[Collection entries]
* * * *
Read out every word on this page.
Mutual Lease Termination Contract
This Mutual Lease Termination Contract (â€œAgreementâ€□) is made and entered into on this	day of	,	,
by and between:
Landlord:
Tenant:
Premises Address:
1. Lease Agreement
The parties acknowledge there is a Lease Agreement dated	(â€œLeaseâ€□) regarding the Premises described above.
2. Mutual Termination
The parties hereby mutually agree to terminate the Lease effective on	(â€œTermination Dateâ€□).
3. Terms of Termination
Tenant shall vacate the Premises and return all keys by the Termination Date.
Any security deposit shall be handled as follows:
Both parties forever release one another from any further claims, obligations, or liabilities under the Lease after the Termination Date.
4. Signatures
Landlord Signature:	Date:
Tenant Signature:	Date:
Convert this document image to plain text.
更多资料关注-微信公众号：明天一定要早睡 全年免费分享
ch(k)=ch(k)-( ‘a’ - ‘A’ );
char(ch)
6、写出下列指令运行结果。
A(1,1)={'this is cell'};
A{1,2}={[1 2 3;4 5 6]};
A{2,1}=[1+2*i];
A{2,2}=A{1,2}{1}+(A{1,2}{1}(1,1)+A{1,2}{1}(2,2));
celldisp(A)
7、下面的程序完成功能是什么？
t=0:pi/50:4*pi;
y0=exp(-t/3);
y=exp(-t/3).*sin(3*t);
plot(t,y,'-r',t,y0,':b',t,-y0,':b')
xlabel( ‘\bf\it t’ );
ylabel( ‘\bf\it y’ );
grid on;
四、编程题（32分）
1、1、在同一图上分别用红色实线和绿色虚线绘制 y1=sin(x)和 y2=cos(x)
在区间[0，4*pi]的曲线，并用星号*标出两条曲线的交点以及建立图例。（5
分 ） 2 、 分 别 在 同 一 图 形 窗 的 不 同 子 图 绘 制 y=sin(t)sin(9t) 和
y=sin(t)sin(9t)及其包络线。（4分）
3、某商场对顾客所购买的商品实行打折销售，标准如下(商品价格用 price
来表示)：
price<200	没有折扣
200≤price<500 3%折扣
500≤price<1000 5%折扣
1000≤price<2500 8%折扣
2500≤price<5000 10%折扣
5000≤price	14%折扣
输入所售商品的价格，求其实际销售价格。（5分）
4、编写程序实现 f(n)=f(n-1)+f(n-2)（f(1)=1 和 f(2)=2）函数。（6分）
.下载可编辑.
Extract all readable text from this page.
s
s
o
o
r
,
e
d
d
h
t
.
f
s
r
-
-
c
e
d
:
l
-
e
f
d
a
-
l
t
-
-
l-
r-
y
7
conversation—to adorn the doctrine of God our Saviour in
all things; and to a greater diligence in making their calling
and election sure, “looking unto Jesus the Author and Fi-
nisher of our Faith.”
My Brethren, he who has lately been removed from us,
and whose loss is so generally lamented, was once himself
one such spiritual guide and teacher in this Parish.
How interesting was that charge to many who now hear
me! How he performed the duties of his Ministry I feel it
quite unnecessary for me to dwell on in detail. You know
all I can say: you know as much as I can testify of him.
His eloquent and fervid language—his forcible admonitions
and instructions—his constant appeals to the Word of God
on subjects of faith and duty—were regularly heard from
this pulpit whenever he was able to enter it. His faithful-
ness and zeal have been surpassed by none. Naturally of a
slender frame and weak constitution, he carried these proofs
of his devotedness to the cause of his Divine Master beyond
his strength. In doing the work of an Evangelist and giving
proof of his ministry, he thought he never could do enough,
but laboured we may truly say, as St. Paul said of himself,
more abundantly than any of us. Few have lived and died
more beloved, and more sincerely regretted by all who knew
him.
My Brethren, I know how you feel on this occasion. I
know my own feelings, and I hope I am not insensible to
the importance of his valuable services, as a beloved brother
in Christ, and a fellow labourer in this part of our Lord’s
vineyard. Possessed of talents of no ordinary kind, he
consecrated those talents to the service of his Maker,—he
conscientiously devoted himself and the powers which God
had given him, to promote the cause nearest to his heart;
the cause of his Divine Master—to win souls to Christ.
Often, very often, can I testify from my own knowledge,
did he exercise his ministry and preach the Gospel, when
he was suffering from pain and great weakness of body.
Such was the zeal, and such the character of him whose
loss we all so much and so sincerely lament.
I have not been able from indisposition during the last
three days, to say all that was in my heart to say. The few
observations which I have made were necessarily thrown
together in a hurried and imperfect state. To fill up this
* * * *
What you have to do
The records above need to be transcribed in full. Keep every character unchanged.

Solution to this task
Read out every word on this page.
Mutual Lease Termination Contract
This Mutual Lease Termination Contract (â€œAgreementâ€□) is made and entered into on this	day of	,	,
by and between:
Landlord:
Tenant:
Premises Address:
1. Lease Agreement
The parties acknowledge there is a Lease Agreement dated	(â€œLeaseâ€□) regarding the Premises described above.
2. Mutual Termination
The parties hereby mutually agree to terminate the Lease effective on	(â€œTermination Dateâ€□).
3. Terms of Termination
Tenant shall vacate the Premises and return all keys by the Termination Date.
Any security deposit shall be handled as follows:
Both parties forever release one another from any further claims, obligations, or liabilities under the Lease after the Termination Date.
4. Signatures
Landlord Signature:	Date:
Tenant Signature:	Date:
Convert this document image to plain text.
更多资料关注-微信公众号：明天一定要早睡 全年免费分享
ch(k)=ch(k)-( ‘a’ - ‘A’ );
char(ch)
6、写出下列指令运行结果。
A(1,1)={'this is cell'};
A{1,2}={[1 2 3;4 5 6]};
A{2,1}=[1+2*i];
A{2,2}=A{1,2}{1}+(A{1,2}{1}(1,1)+A{1,2}{1}(2,2));
celldisp(A)
7、下面的程序完成功能是什么？
t=0:pi/50:4*pi;
y0=exp(-t/3);
y=exp(-t/3).*sin(3*t);
plot(t,y,'-r',t,y0,':b',t,-y0,':b')
xlabel( ‘\bf\it t’ );
ylabel( ‘\bf\it y’ );
grid on;
四、编程题（32分）
1、1、在同一图上分别用红色实线和绿色虚线绘制 y1=sin(x)和 y2=cos(x)
在区间[0，4*pi]的曲线，并用星号*标出两条曲线的交点以及建立图例。（5
分 ） 2 、 分 别 在 同 一 图 形 窗 的 不 同 子 图 绘 制 y=sin(t)sin(9t) 和
y=sin(t)sin(9t)及其包络线。（4分）
3、某商场对顾客所购买的商品实行打折销售，标准如下(商品价格用 price
来表示)：
price<200	没有折扣
200≤price<500 3%折扣
500≤price<1000 5%折扣
1000≤price<2500 8%折扣
2500≤price<5000 10%折扣
5000≤price	14%折扣
输入所售商品的价格，求其实际销售价格。（5分）
4、编写程序实现 f(n)=f(n-1)+f(n-2)（f(1)=1 和 f(2)=2）函数。（6分）
.下载可编辑.
Extract all readable text from this page.
s
s
o
o
r
,
e
d
d
h
t
.
f
s
r
-
-
c
e
d
:
l
-
e
f
d
a
-
l
t
-
-
l-
r-
y
7
conversation—to adorn the doctrine of God our Saviour in
all things; and to a greater diligence in making their calling
and election sure, “looking unto Jesus the Author and Fi-
nisher of our Faith.”
My Brethren, he who has lately been removed from us,
and whose loss is so generally lamented, was once himself
one such spiritual guide and teacher in this Parish.
How interesting was that charge to many who now hear
me! How he performed the duties of his Ministry I feel it
quite unnecessary for me to dwell on in detail. You know
all I can say: you know as much as I can testify of him.
His eloquent and fervid language—his forcible admonitions
and instructions—his constant appeals to the Word of God
on subjects of faith and duty—were regularly heard from
this pulpit whenever he was able to enter it. His faithful-
ness and zeal have been surpassed by none. Naturally of a
slender frame and weak constitution, he carried these proofs
of his devotedness to the cause of his Divine Master beyond
his strength. In doing the work of an Evangelist and giving
proof of his ministry, he thought he never could do enough,
but laboured we may truly say, as St. Paul said of himself,
more abundantly than any of us. Few have lived and died
more beloved, and more sincerely regretted by all who knew
him.
My Brethren, I know how you feel on this occasion. I
know my own feelings, and I hope I am not insensible to
the importance of his valuable services, as a beloved brother
in Christ, and a fellow labourer in this part of our Lord’s
vineyard. Possessed of talents of no ordinary kind, he
consecrated those talents to the service of his Maker,—he
conscientiously devoted himself and the powers which God
had given him, to promote the cause nearest to his heart;
the cause of his Divine Master—to win souls to Christ.
Often, very often, can I testify from my own knowledge,
did he exercise his ministry and preach the Gospel, when
he was suffering from pain and great weakness of body.
Such was the zeal, and such the character of him whose
loss we all so much and so sincerely lament.
I have not been able from indisposition during the last
three days, to say all that was in my heart to say. The few
observations which I have made were necessarily thrown
together in a hurried and imperfect state. To fill up this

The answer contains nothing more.